Work to do :: Copy out all the lines in the records that include the word "content".

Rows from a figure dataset
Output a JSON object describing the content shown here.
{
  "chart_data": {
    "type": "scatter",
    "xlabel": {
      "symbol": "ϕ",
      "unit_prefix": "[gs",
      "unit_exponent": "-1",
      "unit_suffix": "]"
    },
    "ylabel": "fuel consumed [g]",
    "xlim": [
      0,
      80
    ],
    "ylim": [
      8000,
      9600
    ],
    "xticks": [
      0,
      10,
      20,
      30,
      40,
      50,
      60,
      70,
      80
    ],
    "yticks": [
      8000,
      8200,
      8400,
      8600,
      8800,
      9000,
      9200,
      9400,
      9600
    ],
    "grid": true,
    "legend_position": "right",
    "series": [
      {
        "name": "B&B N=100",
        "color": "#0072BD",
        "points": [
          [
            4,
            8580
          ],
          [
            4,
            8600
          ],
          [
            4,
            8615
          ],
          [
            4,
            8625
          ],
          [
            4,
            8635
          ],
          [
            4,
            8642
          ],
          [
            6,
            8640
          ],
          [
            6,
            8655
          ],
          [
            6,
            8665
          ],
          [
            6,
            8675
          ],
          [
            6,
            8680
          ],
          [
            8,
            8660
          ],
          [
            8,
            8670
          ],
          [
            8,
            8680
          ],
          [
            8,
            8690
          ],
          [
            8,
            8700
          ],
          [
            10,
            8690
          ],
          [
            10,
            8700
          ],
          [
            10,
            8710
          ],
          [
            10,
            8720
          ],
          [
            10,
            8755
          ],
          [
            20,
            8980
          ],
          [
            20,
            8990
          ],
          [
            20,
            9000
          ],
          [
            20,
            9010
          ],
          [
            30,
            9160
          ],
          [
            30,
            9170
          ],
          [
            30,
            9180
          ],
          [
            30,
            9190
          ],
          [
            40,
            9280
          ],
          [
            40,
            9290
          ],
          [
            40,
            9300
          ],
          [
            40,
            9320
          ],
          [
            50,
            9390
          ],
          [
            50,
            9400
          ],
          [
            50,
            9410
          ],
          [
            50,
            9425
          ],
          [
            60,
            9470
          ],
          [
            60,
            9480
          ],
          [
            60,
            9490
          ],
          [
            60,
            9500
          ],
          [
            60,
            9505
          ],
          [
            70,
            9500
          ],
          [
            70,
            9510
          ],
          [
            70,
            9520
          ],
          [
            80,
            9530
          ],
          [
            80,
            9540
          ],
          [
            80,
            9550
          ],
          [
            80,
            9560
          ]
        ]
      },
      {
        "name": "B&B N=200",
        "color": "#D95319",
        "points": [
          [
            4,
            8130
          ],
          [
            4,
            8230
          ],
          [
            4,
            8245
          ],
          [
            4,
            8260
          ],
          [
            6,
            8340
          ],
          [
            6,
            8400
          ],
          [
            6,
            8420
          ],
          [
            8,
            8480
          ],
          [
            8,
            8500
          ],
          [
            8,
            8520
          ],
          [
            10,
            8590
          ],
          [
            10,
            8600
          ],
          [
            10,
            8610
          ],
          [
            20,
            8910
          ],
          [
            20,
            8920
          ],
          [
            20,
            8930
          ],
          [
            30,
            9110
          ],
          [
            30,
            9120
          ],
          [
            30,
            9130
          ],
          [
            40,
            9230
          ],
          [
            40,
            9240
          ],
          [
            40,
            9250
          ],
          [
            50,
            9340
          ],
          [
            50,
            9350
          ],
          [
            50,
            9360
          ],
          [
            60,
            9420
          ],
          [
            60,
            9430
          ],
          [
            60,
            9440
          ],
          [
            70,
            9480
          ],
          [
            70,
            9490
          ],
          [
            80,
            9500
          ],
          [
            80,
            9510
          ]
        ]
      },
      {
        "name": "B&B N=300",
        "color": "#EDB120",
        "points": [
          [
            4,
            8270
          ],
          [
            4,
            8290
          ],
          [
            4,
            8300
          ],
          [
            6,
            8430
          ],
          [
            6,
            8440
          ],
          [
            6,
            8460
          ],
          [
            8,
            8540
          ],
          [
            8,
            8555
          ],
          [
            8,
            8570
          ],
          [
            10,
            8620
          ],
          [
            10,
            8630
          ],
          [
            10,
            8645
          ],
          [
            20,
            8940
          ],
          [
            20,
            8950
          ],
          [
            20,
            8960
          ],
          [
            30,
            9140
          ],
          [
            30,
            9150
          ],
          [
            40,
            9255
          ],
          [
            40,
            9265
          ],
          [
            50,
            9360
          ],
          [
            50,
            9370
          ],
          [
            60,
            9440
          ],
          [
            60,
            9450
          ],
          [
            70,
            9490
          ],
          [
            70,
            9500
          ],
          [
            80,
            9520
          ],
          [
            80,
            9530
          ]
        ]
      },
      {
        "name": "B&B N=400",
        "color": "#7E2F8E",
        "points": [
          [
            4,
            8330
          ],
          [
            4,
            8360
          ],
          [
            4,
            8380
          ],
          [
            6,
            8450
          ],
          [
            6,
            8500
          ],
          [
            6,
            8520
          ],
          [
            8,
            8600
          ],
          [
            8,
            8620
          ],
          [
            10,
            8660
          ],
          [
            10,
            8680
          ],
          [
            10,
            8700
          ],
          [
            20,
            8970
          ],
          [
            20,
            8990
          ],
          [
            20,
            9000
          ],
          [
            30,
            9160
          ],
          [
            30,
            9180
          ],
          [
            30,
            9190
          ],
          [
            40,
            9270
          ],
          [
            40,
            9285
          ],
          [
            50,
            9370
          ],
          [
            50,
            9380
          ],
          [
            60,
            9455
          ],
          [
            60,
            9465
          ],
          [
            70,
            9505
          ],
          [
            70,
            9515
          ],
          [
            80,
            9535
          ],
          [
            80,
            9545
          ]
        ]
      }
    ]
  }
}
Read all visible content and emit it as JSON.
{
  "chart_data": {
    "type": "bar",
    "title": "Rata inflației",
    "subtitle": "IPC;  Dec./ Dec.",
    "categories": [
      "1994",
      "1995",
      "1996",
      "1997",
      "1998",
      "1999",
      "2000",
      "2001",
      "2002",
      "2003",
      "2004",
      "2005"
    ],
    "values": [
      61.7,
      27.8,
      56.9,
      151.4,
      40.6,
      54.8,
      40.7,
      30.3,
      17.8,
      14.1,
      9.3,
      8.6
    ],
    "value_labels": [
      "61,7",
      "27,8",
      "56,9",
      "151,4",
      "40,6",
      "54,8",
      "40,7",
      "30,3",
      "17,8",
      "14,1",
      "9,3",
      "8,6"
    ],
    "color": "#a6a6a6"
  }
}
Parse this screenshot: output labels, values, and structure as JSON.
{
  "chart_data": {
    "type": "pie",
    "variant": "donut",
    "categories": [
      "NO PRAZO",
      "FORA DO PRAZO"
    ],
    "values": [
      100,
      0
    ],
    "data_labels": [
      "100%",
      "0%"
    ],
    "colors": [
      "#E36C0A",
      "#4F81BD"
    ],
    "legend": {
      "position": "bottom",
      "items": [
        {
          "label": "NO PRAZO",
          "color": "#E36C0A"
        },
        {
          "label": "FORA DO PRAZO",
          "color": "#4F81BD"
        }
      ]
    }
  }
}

Final result ::
Output a JSON object describing the content shown here.
Read all visible content and emit it as JSON.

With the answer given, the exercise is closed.